**STATED PROBLEM**
Search the records for "Recording". Copy every line where it appears.

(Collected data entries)
————————
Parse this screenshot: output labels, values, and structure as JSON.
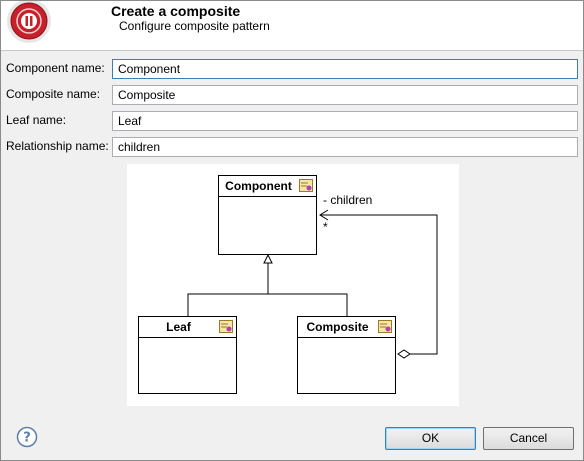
{
  "header": {
    "title": "Create a composite",
    "subtitle": "Configure composite pattern"
  },
  "form": {
    "fields": [
      {
        "label": "Component name:",
        "value": "Component"
      },
      {
        "label": "Composite name:",
        "value": "Composite"
      },
      {
        "label": "Leaf name:",
        "value": "Leaf"
      },
      {
        "label": "Relationship name:",
        "value": "children"
      }
    ]
  },
  "diagram": {
    "classes": [
      {
        "name": "Component"
      },
      {
        "name": "Leaf"
      },
      {
        "name": "Composite"
      }
    ],
    "association_label": "- children",
    "multiplicity": "*"
  },
  "buttons": {
    "ok": "OK",
    "cancel": "Cancel"
  },
  "icons": {
    "header": "composite-wizard-icon",
    "help": "help-icon",
    "class": "uml-class-icon"
  },
  "colors": {
    "header_icon_red": "#c8202a",
    "focus_border": "#3c7fb1",
    "help_blue": "#5b7fa8"
  }
}
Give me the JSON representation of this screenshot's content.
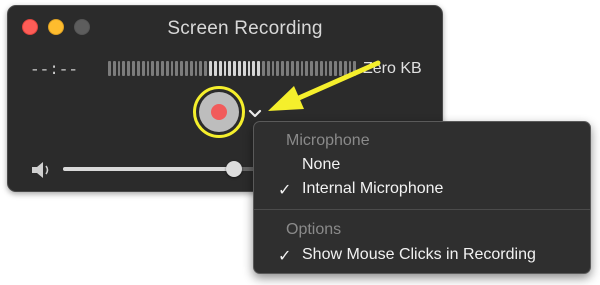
{
  "window": {
    "title": "Screen Recording",
    "time": "--:--",
    "file_size": "Zero KB",
    "volume": 0.55
  },
  "record_button": {
    "icon": "record-dot-icon"
  },
  "menu": {
    "sections": [
      {
        "header": "Microphone",
        "items": [
          {
            "label": "None",
            "checked": false
          },
          {
            "label": "Internal Microphone",
            "checked": true
          }
        ]
      },
      {
        "header": "Options",
        "items": [
          {
            "label": "Show Mouse Clicks in Recording",
            "checked": true
          }
        ]
      }
    ],
    "check_glyph": "✓"
  },
  "colors": {
    "record_red": "#f15b5b",
    "highlight_yellow": "#f5ef2c",
    "window_bg": "#2b2b2b"
  }
}
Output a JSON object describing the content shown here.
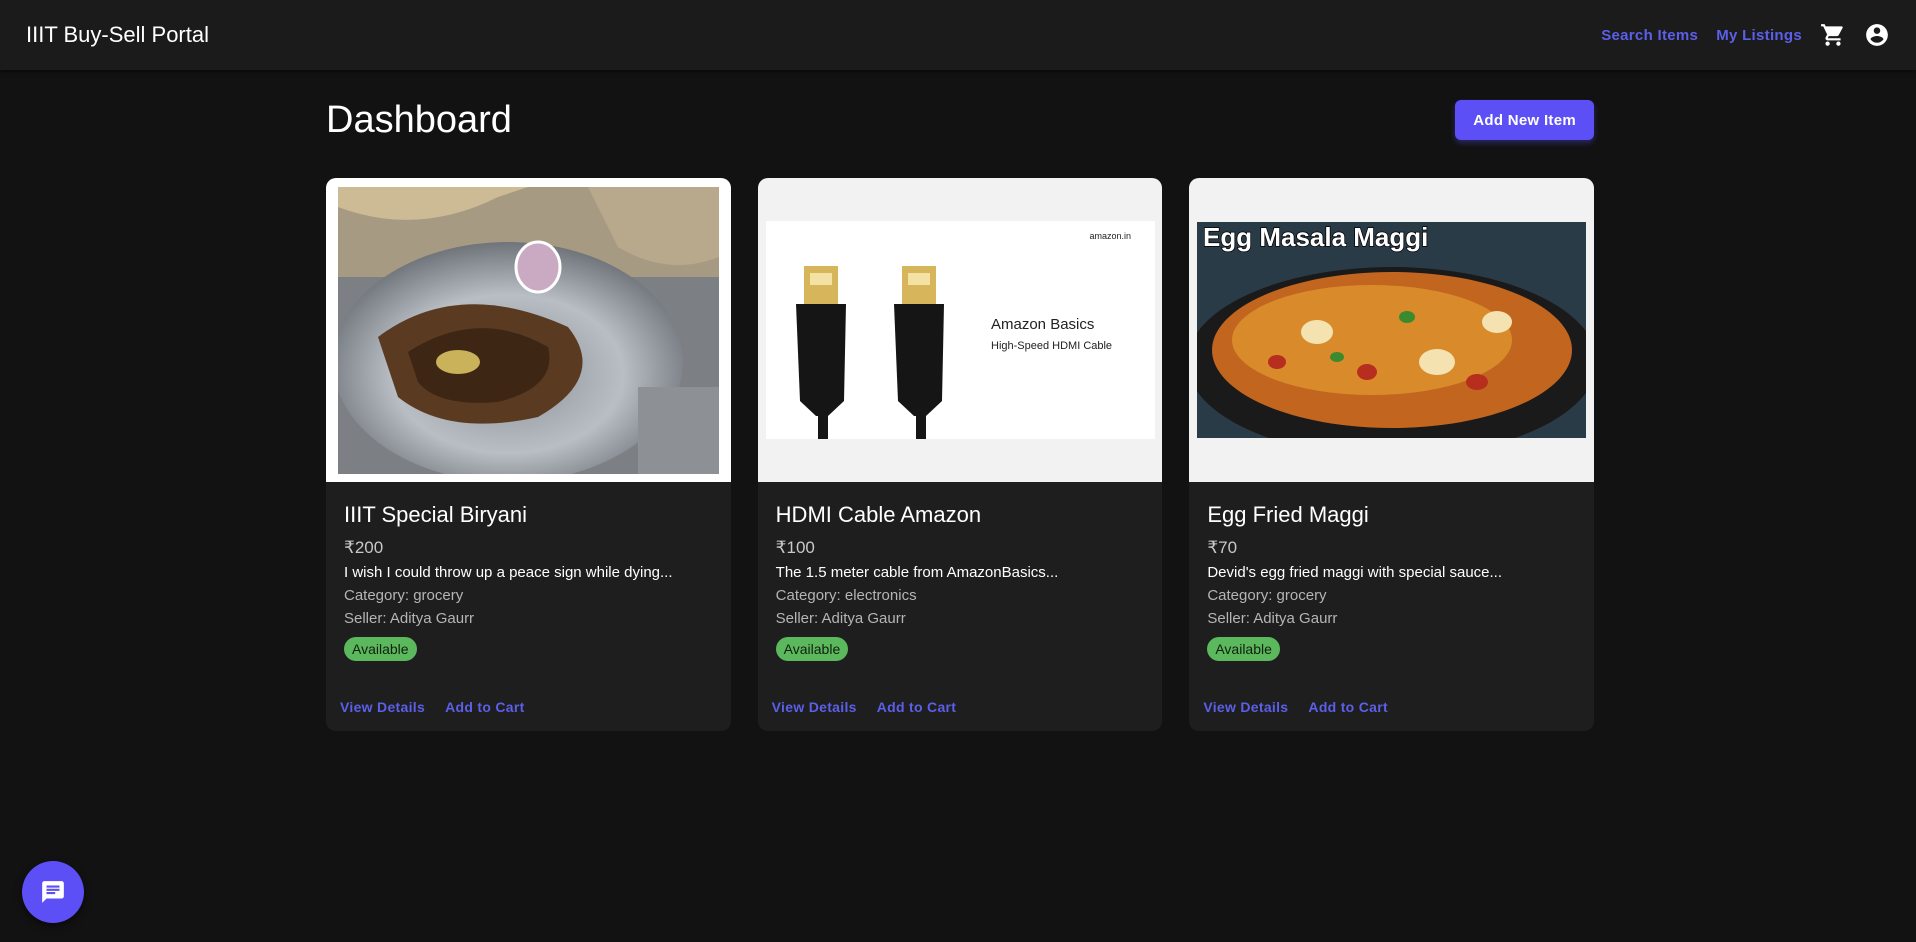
————————
**SOLUTION TO THE EXERCISE**
    "title": "Screen Recording",
            "label": "Show Mouse Clicks in Recording",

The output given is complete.